Produce an exact copy of all the records.

(Collection entries)
•••••
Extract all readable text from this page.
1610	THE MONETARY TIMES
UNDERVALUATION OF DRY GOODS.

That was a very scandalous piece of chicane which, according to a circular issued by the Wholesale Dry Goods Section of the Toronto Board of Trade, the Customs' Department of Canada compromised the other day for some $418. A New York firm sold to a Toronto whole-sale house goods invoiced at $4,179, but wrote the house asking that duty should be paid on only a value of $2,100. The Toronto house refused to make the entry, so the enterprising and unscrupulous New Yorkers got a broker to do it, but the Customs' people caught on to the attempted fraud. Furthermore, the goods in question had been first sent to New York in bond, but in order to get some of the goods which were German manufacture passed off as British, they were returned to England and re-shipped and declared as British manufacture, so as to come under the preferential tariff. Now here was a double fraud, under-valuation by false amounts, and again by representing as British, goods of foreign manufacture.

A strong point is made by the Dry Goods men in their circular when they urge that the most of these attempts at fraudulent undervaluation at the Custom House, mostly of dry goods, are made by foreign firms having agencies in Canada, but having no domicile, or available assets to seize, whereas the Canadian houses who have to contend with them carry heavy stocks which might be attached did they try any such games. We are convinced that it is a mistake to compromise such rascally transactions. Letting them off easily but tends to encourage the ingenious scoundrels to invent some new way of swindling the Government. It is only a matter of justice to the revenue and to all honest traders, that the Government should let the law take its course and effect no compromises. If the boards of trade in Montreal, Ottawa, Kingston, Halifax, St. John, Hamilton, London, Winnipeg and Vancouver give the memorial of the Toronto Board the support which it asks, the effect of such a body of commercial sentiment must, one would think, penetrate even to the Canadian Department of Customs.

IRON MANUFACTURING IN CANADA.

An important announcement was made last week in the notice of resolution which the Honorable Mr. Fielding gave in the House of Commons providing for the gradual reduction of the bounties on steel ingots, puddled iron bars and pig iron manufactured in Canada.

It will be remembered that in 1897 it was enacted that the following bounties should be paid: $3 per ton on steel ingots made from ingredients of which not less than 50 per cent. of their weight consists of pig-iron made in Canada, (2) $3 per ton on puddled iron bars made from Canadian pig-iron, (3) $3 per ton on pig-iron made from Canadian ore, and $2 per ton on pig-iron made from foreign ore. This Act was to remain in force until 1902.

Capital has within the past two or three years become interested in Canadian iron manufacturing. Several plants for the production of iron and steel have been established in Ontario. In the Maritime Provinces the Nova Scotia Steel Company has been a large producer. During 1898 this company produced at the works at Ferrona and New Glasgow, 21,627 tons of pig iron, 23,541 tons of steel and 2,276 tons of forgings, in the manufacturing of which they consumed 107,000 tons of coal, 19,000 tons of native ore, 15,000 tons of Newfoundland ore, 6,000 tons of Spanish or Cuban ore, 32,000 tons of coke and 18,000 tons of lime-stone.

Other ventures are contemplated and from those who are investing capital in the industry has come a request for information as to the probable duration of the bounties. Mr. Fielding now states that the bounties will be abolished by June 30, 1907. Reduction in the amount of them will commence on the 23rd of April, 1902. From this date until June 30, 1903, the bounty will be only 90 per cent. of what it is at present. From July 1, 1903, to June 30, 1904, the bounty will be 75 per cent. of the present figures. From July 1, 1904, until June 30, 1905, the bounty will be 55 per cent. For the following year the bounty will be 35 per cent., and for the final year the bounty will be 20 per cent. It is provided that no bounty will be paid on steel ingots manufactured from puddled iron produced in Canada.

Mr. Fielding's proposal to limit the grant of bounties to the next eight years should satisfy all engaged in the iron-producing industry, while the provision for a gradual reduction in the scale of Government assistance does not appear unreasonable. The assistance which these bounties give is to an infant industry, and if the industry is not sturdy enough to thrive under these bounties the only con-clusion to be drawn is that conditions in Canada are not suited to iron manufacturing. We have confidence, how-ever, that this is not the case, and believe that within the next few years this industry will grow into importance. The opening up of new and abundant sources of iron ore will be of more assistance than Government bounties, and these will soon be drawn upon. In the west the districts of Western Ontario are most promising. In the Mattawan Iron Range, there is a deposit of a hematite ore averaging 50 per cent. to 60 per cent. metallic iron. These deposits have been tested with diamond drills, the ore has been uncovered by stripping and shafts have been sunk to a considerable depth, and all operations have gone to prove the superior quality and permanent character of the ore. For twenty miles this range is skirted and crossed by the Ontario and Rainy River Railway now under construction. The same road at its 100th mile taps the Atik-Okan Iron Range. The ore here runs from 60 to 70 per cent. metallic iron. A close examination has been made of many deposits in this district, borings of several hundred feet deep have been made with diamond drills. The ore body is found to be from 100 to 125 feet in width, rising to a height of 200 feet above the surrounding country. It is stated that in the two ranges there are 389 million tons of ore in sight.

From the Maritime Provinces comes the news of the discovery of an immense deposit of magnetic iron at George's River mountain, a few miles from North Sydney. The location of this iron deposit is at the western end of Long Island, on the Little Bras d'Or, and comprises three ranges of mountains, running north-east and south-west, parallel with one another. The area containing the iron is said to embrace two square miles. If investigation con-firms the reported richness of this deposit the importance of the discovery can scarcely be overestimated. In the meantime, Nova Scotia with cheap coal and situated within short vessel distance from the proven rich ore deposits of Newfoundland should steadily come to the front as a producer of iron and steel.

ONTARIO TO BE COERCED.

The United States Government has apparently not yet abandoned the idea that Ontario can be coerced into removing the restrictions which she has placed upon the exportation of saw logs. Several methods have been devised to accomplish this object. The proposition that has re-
•••••
» Task response:
Extract all readable text from this page.
1610	THE MONETARY TIMES
UNDERVALUATION OF DRY GOODS.

That was a very scandalous piece of chicane which, according to a circular issued by the Wholesale Dry Goods Section of the Toronto Board of Trade, the Customs' Department of Canada compromised the other day for some $418. A New York firm sold to a Toronto whole-sale house goods invoiced at $4,179, but wrote the house asking that duty should be paid on only a value of $2,100. The Toronto house refused to make the entry, so the enterprising and unscrupulous New Yorkers got a broker to do it, but the Customs' people caught on to the attempted fraud. Furthermore, the goods in question had been first sent to New York in bond, but in order to get some of the goods which were German manufacture passed off as British, they were returned to England and re-shipped and declared as British manufacture, so as to come under the preferential tariff. Now here was a double fraud, under-valuation by false amounts, and again by representing as British, goods of foreign manufacture.

A strong point is made by the Dry Goods men in their circular when they urge that the most of these attempts at fraudulent undervaluation at the Custom House, mostly of dry goods, are made by foreign firms having agencies in Canada, but having no domicile, or available assets to seize, whereas the Canadian houses who have to contend with them carry heavy stocks which might be attached did they try any such games. We are convinced that it is a mistake to compromise such rascally transactions. Letting them off easily but tends to encourage the ingenious scoundrels to invent some new way of swindling the Government. It is only a matter of justice to the revenue and to all honest traders, that the Government should let the law take its course and effect no compromises. If the boards of trade in Montreal, Ottawa, Kingston, Halifax, St. John, Hamilton, London, Winnipeg and Vancouver give the memorial of the Toronto Board the support which it asks, the effect of such a body of commercial sentiment must, one would think, penetrate even to the Canadian Department of Customs.

IRON MANUFACTURING IN CANADA.

An important announcement was made last week in the notice of resolution which the Honorable Mr. Fielding gave in the House of Commons providing for the gradual reduction of the bounties on steel ingots, puddled iron bars and pig iron manufactured in Canada.

It will be remembered that in 1897 it was enacted that the following bounties should be paid: $3 per ton on steel ingots made from ingredients of which not less than 50 per cent. of their weight consists of pig-iron made in Canada, (2) $3 per ton on puddled iron bars made from Canadian pig-iron, (3) $3 per ton on pig-iron made from Canadian ore, and $2 per ton on pig-iron made from foreign ore. This Act was to remain in force until 1902.

Capital has within the past two or three years become interested in Canadian iron manufacturing. Several plants for the production of iron and steel have been established in Ontario. In the Maritime Provinces the Nova Scotia Steel Company has been a large producer. During 1898 this company produced at the works at Ferrona and New Glasgow, 21,627 tons of pig iron, 23,541 tons of steel and 2,276 tons of forgings, in the manufacturing of which they consumed 107,000 tons of coal, 19,000 tons of native ore, 15,000 tons of Newfoundland ore, 6,000 tons of Spanish or Cuban ore, 32,000 tons of coke and 18,000 tons of lime-stone.

Other ventures are contemplated and from those who are investing capital in the industry has come a request for information as to the probable duration of the bounties. Mr. Fielding now states that the bounties will be abolished by June 30, 1907. Reduction in the amount of them will commence on the 23rd of April, 1902. From this date until June 30, 1903, the bounty will be only 90 per cent. of what it is at present. From July 1, 1903, to June 30, 1904, the bounty will be 75 per cent. of the present figures. From July 1, 1904, until June 30, 1905, the bounty will be 55 per cent. For the following year the bounty will be 35 per cent., and for the final year the bounty will be 20 per cent. It is provided that no bounty will be paid on steel ingots manufactured from puddled iron produced in Canada.

Mr. Fielding's proposal to limit the grant of bounties to the next eight years should satisfy all engaged in the iron-producing industry, while the provision for a gradual reduction in the scale of Government assistance does not appear unreasonable. The assistance which these bounties give is to an infant industry, and if the industry is not sturdy enough to thrive under these bounties the only con-clusion to be drawn is that conditions in Canada are not suited to iron manufacturing. We have confidence, how-ever, that this is not the case, and believe that within the next few years this industry will grow into importance. The opening up of new and abundant sources of iron ore will be of more assistance than Government bounties, and these will soon be drawn upon. In the west the districts of Western Ontario are most promising. In the Mattawan Iron Range, there is a deposit of a hematite ore averaging 50 per cent. to 60 per cent. metallic iron. These deposits have been tested with diamond drills, the ore has been uncovered by stripping and shafts have been sunk to a considerable depth, and all operations have gone to prove the superior quality and permanent character of the ore. For twenty miles this range is skirted and crossed by the Ontario and Rainy River Railway now under construction. The same road at its 100th mile taps the Atik-Okan Iron Range. The ore here runs from 60 to 70 per cent. metallic iron. A close examination has been made of many deposits in this district, borings of several hundred feet deep have been made with diamond drills. The ore body is found to be from 100 to 125 feet in width, rising to a height of 200 feet above the surrounding country. It is stated that in the two ranges there are 389 million tons of ore in sight.

From the Maritime Provinces comes the news of the discovery of an immense deposit of magnetic iron at George's River mountain, a few miles from North Sydney. The location of this iron deposit is at the western end of Long Island, on the Little Bras d'Or, and comprises three ranges of mountains, running north-east and south-west, parallel with one another. The area containing the iron is said to embrace two square miles. If investigation con-firms the reported richness of this deposit the importance of the discovery can scarcely be overestimated. In the meantime, Nova Scotia with cheap coal and situated within short vessel distance from the proven rich ore deposits of Newfoundland should steadily come to the front as a producer of iron and steel.

ONTARIO TO BE COERCED.

The United States Government has apparently not yet abandoned the idea that Ontario can be coerced into removing the restrictions which she has placed upon the exportation of saw logs. Several methods have been devised to accomplish this object. The proposition that has re-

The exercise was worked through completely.